- EXCERPT -
PLP trial outcome: nerve damage following third molar extraction
Originally published in March 2015
Mr. D was a 39-year-old accomplished bagpiper who was referred by his general dentist to oral and maxillofacial surgeon Dr. M for possible third molar extraction. The patient told Dr. M that his general dentist had seen “fluid” under the 48 two months before. Dr. M diagnosed pericoronitis of teeth 38 and 48, both of which were impacted and mildly tender without exudate. Dr. M recommended extraction of those teeth and the 28 as well, the 18 having been removed previously.
In light of the patient’s age, Dr. M warned him of the risk of sinus damage relating to the 28 and nerve injury arising from the lower extractions. Because he had personally observed a jaw fracture during wisdom tooth removal early in his career, he also advised the patient of that possibility. His notes of the consent discussion read:
Op; complications; sequelae explained, esp re poss sinus exp or nn injury or injury to adj. teeth or jaw #
The patient returned eight weeks later and signed a form consenting to the proposed treatment. Dr. M’s operative note states:
Extn of 28, 38, 48 c IV Sed – GA + LA via buccal flaps at all 3 sites c bur bone removal at all 3 sites & splits of 38 & 48 & indep retrieval of (ankylosed) roots from dense bone at all 3 sites
The extractions were complicated due to the depth of the impactions and orientation of the teeth, but tooth 48, which was completely fused to the jaw, proved especially challenging. During its removal, a jaw fracture with minimal displacement occurred and was immediately reduced with internal wire fixation and arch bars. Mr. D’s jaw was wired shut for approximately eight weeks. While the fracture healed without complication, he was left with permanent numbness of the lower right side of his jaw, chin and lip and could no longer play the bagpipes competitively.
Mr. D and his wife brought an action against Dr. M alleging absence of informed consent and negligent technique. He was supported by the opinion of a general dentist who concluded that the fracture itself was proof of excessive force and improper sectioning and, based on Mr. D’s evidence that the possibility of jaw fracture or numbness was not disclosed by Dr. M, that the patient’s consent was not informed. In his view, while the risk of mandibular fracture causing nerve damage would usually be too remote to be considered a material risk, the fact that this particular patient played a wind instrument created a heightened duty to warn.

- PROVIDED DATA -
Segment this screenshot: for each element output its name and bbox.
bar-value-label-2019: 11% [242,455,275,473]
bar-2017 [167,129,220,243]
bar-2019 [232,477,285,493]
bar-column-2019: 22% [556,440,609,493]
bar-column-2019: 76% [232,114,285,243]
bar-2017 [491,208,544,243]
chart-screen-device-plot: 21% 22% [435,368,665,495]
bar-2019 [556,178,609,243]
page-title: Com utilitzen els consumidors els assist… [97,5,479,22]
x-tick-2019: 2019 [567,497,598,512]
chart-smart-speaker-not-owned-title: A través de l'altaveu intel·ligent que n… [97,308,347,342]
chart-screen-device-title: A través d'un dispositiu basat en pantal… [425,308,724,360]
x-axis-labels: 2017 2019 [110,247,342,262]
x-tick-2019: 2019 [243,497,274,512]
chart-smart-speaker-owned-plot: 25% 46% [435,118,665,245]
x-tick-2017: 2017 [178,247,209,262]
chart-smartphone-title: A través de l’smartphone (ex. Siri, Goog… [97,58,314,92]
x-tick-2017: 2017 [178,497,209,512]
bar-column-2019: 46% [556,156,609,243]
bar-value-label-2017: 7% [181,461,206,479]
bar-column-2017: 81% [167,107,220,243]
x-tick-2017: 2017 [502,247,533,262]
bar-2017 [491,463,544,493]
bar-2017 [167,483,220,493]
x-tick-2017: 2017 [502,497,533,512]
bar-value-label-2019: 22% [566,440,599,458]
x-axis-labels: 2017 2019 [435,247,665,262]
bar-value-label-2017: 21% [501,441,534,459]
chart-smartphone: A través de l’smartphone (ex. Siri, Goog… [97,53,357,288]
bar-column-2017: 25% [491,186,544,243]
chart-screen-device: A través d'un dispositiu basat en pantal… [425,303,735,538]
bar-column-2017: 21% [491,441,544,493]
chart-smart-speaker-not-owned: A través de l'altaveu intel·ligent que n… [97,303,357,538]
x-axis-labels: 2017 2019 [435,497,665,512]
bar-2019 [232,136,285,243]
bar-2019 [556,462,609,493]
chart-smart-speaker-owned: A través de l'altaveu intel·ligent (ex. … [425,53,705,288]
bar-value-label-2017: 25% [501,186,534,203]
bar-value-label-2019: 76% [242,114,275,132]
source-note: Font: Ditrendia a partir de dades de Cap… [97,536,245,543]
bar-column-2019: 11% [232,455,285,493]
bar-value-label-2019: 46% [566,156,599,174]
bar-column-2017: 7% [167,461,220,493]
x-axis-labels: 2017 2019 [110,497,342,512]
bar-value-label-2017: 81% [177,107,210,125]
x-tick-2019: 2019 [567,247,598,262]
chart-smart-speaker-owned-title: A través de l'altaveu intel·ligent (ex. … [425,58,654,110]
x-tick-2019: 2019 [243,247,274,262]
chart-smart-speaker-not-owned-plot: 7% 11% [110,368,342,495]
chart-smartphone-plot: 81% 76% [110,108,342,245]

- PROBLEM 1 -
Reproduce the third molar case summary word for word, everything from "Mr. D and his" down to "duty to warn.".
- PROBLEM 2 -
According to the third molar case summary, for about how long was Mr. D's jaw wired shut after the fracture?
- PROBLEM 3 -
Continue the third molar case summary from the point where it stops.

- ANSWER SECTION 1 -
Mr. D and his wife brought an action against Dr. M alleging absence of informed consent and negligent technique. He was supported by the opinion of a general dentist who concluded that the fracture itself was proof of excessive force and improper sectioning and, based on Mr. D’s evidence that the possibility of jaw fracture or numbness was not disclosed by Dr. M, that the patient’s consent was not informed. In his view, while the risk of mandibular fracture causing nerve damage would usually be too remote to be considered a material risk, the fact that this particular patient played a wind instrument created a heightened duty to warn.

- ANSWER SECTION 2 -
Approximately eight weeks.

- ANSWER SECTION 3 -
An expert oral and maxillofacial surgeon retained for the defence opined that Dr. M’s work-up, diagnosis and treatment of the patient met the standard of care and his consent discussion actually exceeded what was required since jaw fracture during third molar surgery occurs too rarely to be disclosable. He also noted that the number of sections into which a tooth is cut and the force needed to perform an extraction are matters of judgment and that mandibular fractures and numbness can occur with wisdom tooth removal despite proper technique.
The matter proceeded to trial more than six years after Dr. M’s treatment and, in reasons for judgment released in September 2012, the trial judge dismissed the action with costs to the defendant.
The judge accepted that Dr. M’s contemporaneous notes accurately reflected the risks disclosed to Mr. D, including the possibility of numbness and fracture. He also accepted the testimony of Dr. M and his nurses that Dr. M’s invariable practice was to give such warnings to patients undergoing third molar extraction and to record those conversations. He found that the extractions were necessary and discounted Mr. D’s evidence that, had he known of the risks, he would have declined the surgery as being inconsistent with his history of following dental advice. Mr. D’s claim not to have read the consent form before signing it was further proof of his willingness to leave himself in Dr. M’s hands. In any event, the benefits of the treatment outweighed its risks, and a reasonable person, even one who played the bagpipes, would have consented.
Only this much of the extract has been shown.